_Task goal:_ Extract every line of the material below and reproduce it faithfully.

_Exercise material:_
◇ ◇ ◇ ◇ ◇
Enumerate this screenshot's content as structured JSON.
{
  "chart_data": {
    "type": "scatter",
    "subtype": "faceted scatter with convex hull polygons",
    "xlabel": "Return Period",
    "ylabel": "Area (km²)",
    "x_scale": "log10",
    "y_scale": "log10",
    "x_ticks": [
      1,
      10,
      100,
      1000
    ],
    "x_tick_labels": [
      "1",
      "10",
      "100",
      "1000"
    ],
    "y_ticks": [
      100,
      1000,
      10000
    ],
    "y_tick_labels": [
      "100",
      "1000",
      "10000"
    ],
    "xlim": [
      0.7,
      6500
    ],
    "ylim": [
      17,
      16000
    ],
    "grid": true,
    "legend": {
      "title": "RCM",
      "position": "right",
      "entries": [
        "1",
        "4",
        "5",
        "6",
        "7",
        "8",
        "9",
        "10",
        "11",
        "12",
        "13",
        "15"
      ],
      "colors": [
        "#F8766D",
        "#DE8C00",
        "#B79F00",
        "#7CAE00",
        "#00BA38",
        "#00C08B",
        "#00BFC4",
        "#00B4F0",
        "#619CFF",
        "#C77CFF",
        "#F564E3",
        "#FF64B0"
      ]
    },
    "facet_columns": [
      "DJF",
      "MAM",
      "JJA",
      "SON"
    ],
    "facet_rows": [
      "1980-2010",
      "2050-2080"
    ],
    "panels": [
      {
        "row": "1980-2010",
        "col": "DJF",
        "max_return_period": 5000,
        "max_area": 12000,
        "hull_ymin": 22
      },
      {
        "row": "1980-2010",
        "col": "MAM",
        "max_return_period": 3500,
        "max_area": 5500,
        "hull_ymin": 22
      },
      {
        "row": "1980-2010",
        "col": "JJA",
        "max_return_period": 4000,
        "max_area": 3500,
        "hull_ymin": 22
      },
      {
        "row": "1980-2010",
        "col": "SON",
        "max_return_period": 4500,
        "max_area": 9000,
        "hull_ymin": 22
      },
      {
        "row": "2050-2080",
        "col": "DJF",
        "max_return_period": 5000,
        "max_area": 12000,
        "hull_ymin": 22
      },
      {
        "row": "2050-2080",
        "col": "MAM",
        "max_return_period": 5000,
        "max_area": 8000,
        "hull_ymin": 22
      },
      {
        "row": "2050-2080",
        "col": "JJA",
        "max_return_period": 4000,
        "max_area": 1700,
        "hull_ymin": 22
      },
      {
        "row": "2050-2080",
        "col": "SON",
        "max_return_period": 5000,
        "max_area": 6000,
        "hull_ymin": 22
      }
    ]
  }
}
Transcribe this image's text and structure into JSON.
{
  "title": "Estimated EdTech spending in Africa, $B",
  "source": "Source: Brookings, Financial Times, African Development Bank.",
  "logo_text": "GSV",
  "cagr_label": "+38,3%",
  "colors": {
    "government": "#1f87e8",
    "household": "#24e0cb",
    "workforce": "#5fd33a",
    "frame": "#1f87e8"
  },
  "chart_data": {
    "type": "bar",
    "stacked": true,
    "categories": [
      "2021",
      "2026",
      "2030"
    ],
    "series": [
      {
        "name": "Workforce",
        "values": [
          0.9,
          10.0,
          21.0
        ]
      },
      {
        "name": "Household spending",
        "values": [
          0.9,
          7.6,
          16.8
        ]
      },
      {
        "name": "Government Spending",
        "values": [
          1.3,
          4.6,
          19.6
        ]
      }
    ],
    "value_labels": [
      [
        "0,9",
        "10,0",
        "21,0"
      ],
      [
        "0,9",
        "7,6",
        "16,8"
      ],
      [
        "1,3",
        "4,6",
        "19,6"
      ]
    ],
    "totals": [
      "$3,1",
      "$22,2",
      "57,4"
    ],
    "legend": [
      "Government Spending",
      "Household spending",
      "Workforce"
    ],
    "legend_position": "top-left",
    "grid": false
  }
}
◇ ◇ ◇ ◇ ◇
_Answer:_
Enumerate this screenshot's content as structured JSON.
{
  "chart_data": {
    "type": "scatter",
    "subtype": "faceted scatter with convex hull polygons",
    "xlabel": "Return Period",
    "ylabel": "Area (km²)",
    "x_scale": "log10",
    "y_scale": "log10",
    "x_ticks": [
      1,
      10,
      100,
      1000
    ],
    "x_tick_labels": [
      "1",
      "10",
      "100",
      "1000"
    ],
    "y_ticks": [
      100,
      1000,
      10000
    ],
    "y_tick_labels": [
      "100",
      "1000",
      "10000"
    ],
    "xlim": [
      0.7,
      6500
    ],
    "ylim": [
      17,
      16000
    ],
    "grid": true,
    "legend": {
      "title": "RCM",
      "position": "right",
      "entries": [
        "1",
        "4",
        "5",
        "6",
        "7",
        "8",
        "9",
        "10",
        "11",
        "12",
        "13",
        "15"
      ],
      "colors": [
        "#F8766D",
        "#DE8C00",
        "#B79F00",
        "#7CAE00",
        "#00BA38",
        "#00C08B",
        "#00BFC4",
        "#00B4F0",
        "#619CFF",
        "#C77CFF",
        "#F564E3",
        "#FF64B0"
      ]
    },
    "facet_columns": [
      "DJF",
      "MAM",
      "JJA",
      "SON"
    ],
    "facet_rows": [
      "1980-2010",
      "2050-2080"
    ],
    "panels": [
      {
        "row": "1980-2010",
        "col": "DJF",
        "max_return_period": 5000,
        "max_area": 12000,
        "hull_ymin": 22
      },
      {
        "row": "1980-2010",
        "col": "MAM",
        "max_return_period": 3500,
        "max_area": 5500,
        "hull_ymin": 22
      },
      {
        "row": "1980-2010",
        "col": "JJA",
        "max_return_period": 4000,
        "max_area": 3500,
        "hull_ymin": 22
      },
      {
        "row": "1980-2010",
        "col": "SON",
        "max_return_period": 4500,
        "max_area": 9000,
        "hull_ymin": 22
      },
      {
        "row": "2050-2080",
        "col": "DJF",
        "max_return_period": 5000,
        "max_area": 12000,
        "hull_ymin": 22
      },
      {
        "row": "2050-2080",
        "col": "MAM",
        "max_return_period": 5000,
        "max_area": 8000,
        "hull_ymin": 22
      },
      {
        "row": "2050-2080",
        "col": "JJA",
        "max_return_period": 4000,
        "max_area": 1700,
        "hull_ymin": 22
      },
      {
        "row": "2050-2080",
        "col": "SON",
        "max_return_period": 5000,
        "max_area": 6000,
        "hull_ymin": 22
      }
    ]
  }
}
Transcribe this image's text and structure into JSON.
{
  "title": "Estimated EdTech spending in Africa, $B",
  "source": "Source: Brookings, Financial Times, African Development Bank.",
  "logo_text": "GSV",
  "cagr_label": "+38,3%",
  "colors": {
    "government": "#1f87e8",
    "household": "#24e0cb",
    "workforce": "#5fd33a",
    "frame": "#1f87e8"
  },
  "chart_data": {
    "type": "bar",
    "stacked": true,
    "categories": [
      "2021",
      "2026",
      "2030"
    ],
    "series": [
      {
        "name": "Workforce",
        "values": [
          0.9,
          10.0,
          21.0
        ]
      },
      {
        "name": "Household spending",
        "values": [
          0.9,
          7.6,
          16.8
        ]
      },
      {
        "name": "Government Spending",
        "values": [
          1.3,
          4.6,
          19.6
        ]
      }
    ],
    "value_labels": [
      [
        "0,9",
        "10,0",
        "21,0"
      ],
      [
        "0,9",
        "7,6",
        "16,8"
      ],
      [
        "1,3",
        "4,6",
        "19,6"
      ]
    ],
    "totals": [
      "$3,1",
      "$22,2",
      "57,4"
    ],
    "legend": [
      "Government Spending",
      "Household spending",
      "Workforce"
    ],
    "legend_position": "top-left",
    "grid": false
  }
}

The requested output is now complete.